## Aim:
Transcribe the material verbatim in full; the pictures do not belong in the copy.

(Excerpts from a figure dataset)
::::::::

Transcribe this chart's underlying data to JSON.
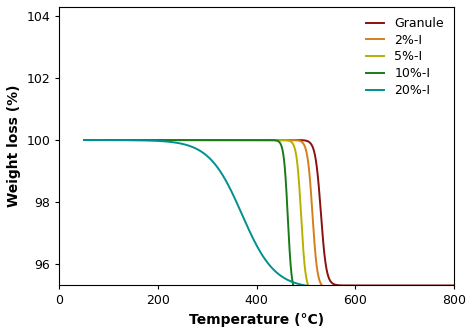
{
  "title": "",
  "xlabel": "Temperature (°C)",
  "ylabel": "Weight loss (%)",
  "xlim": [
    0,
    800
  ],
  "ylim": [
    95.3,
    104.3
  ],
  "yticks": [
    96,
    98,
    100,
    102,
    104
  ],
  "xticks": [
    0,
    200,
    400,
    600,
    800
  ],
  "series": [
    {
      "label": "Granule",
      "color": "#8B1010",
      "T_mid": 530,
      "slope": 0.18,
      "drop": 4.7,
      "onset_slope": 0.006,
      "onset_mid": 200
    },
    {
      "label": "2%-I",
      "color": "#D4801A",
      "T_mid": 513,
      "slope": 0.2,
      "drop": 4.8,
      "onset_slope": 0.007,
      "onset_mid": 200
    },
    {
      "label": "5%-I",
      "color": "#B8B000",
      "T_mid": 490,
      "slope": 0.22,
      "drop": 4.9,
      "onset_slope": 0.008,
      "onset_mid": 200
    },
    {
      "label": "10%-I",
      "color": "#1A7A1A",
      "T_mid": 463,
      "slope": 0.25,
      "drop": 5.0,
      "onset_slope": 0.009,
      "onset_mid": 200
    },
    {
      "label": "20%-I",
      "color": "#009090",
      "T_mid": 370,
      "slope": 0.03,
      "drop": 4.8,
      "onset_slope": 0.0,
      "onset_mid": 0
    }
  ],
  "legend_fontsize": 9,
  "axis_label_fontsize": 10,
  "tick_fontsize": 9,
  "label_color": "#000000",
  "background_color": "#ffffff"
}
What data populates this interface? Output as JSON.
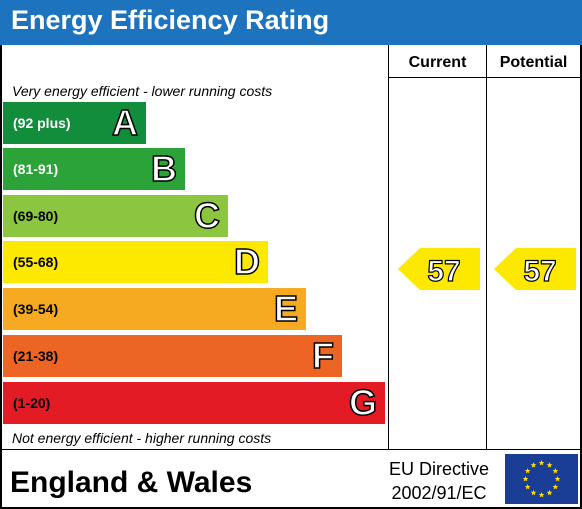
{
  "header": {
    "title": "Energy Efficiency Rating"
  },
  "columns": {
    "current_label": "Current",
    "potential_label": "Potential"
  },
  "notes": {
    "top": "Very energy efficient - lower running costs",
    "bottom": "Not energy efficient - higher running costs"
  },
  "chart_data": {
    "type": "bar",
    "title": "Energy Efficiency Rating",
    "bands": [
      {
        "letter": "A",
        "range": "(92 plus)",
        "color": "#128d3c",
        "range_color": "#ffffff"
      },
      {
        "letter": "B",
        "range": "(81-91)",
        "color": "#2ba338",
        "range_color": "#ffffff"
      },
      {
        "letter": "C",
        "range": "(69-80)",
        "color": "#8cc53f",
        "range_color": "#000000"
      },
      {
        "letter": "D",
        "range": "(55-68)",
        "color": "#fde800",
        "range_color": "#000000"
      },
      {
        "letter": "E",
        "range": "(39-54)",
        "color": "#f6aa22",
        "range_color": "#000000"
      },
      {
        "letter": "F",
        "range": "(21-38)",
        "color": "#ed6525",
        "range_color": "#000000"
      },
      {
        "letter": "G",
        "range": "(1-20)",
        "color": "#e21b25",
        "range_color": "#000000"
      }
    ],
    "current": {
      "value": 57,
      "band": "D",
      "color": "#fde800"
    },
    "potential": {
      "value": 57,
      "band": "D",
      "color": "#fde800"
    }
  },
  "footer": {
    "region": "England & Wales",
    "directive_line1": "EU Directive",
    "directive_line2": "2002/91/EC",
    "flag_color": "#1a3d96",
    "star_color": "#ffdd00"
  }
}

::::::::

## Answer in full:
Transcribe this chart's underlying data to JSON.
{
  "title": "",
  "xlabel": "Temperature (°C)",
  "ylabel": "Weight loss (%)",
  "xlim": [
    0,
    800
  ],
  "ylim": [
    95.3,
    104.3
  ],
  "yticks": [
    96,
    98,
    100,
    102,
    104
  ],
  "xticks": [
    0,
    200,
    400,
    600,
    800
  ],
  "series": [
    {
      "label": "Granule",
      "color": "#8B1010",
      "T_mid": 530,
      "slope": 0.18,
      "drop": 4.7,
      "onset_slope": 0.006,
      "onset_mid": 200
    },
    {
      "label": "2%-I",
      "color": "#D4801A",
      "T_mid": 513,
      "slope": 0.2,
      "drop": 4.8,
      "onset_slope": 0.007,
      "onset_mid": 200
    },
    {
      "label": "5%-I",
      "color": "#B8B000",
      "T_mid": 490,
      "slope": 0.22,
      "drop": 4.9,
      "onset_slope": 0.008,
      "onset_mid": 200
    },
    {
      "label": "10%-I",
      "color": "#1A7A1A",
      "T_mid": 463,
      "slope": 0.25,
      "drop": 5.0,
      "onset_slope": 0.009,
      "onset_mid": 200
    },
    {
      "label": "20%-I",
      "color": "#009090",
      "T_mid": 370,
      "slope": 0.03,
      "drop": 4.8,
      "onset_slope": 0.0,
      "onset_mid": 0
    }
  ],
  "legend_fontsize": 9,
  "axis_label_fontsize": 10,
  "tick_fontsize": 9,
  "label_color": "#000000",
  "background_color": "#ffffff"
}
What data populates this interface? Output as JSON.
{
  "header": {
    "title": "Energy Efficiency Rating"
  },
  "columns": {
    "current_label": "Current",
    "potential_label": "Potential"
  },
  "notes": {
    "top": "Very energy efficient - lower running costs",
    "bottom": "Not energy efficient - higher running costs"
  },
  "chart_data": {
    "type": "bar",
    "title": "Energy Efficiency Rating",
    "bands": [
      {
        "letter": "A",
        "range": "(92 plus)",
        "color": "#128d3c",
        "range_color": "#ffffff"
      },
      {
        "letter": "B",
        "range": "(81-91)",
        "color": "#2ba338",
        "range_color": "#ffffff"
      },
      {
        "letter": "C",
        "range": "(69-80)",
        "color": "#8cc53f",
        "range_color": "#000000"
      },
      {
        "letter": "D",
        "range": "(55-68)",
        "color": "#fde800",
        "range_color": "#000000"
      },
      {
        "letter": "E",
        "range": "(39-54)",
        "color": "#f6aa22",
        "range_color": "#000000"
      },
      {
        "letter": "F",
        "range": "(21-38)",
        "color": "#ed6525",
        "range_color": "#000000"
      },
      {
        "letter": "G",
        "range": "(1-20)",
        "color": "#e21b25",
        "range_color": "#000000"
      }
    ],
    "current": {
      "value": 57,
      "band": "D",
      "color": "#fde800"
    },
    "potential": {
      "value": 57,
      "band": "D",
      "color": "#fde800"
    }
  },
  "footer": {
    "region": "England & Wales",
    "directive_line1": "EU Directive",
    "directive_line2": "2002/91/EC",
    "flag_color": "#1a3d96",
    "star_color": "#ffdd00"
  }
}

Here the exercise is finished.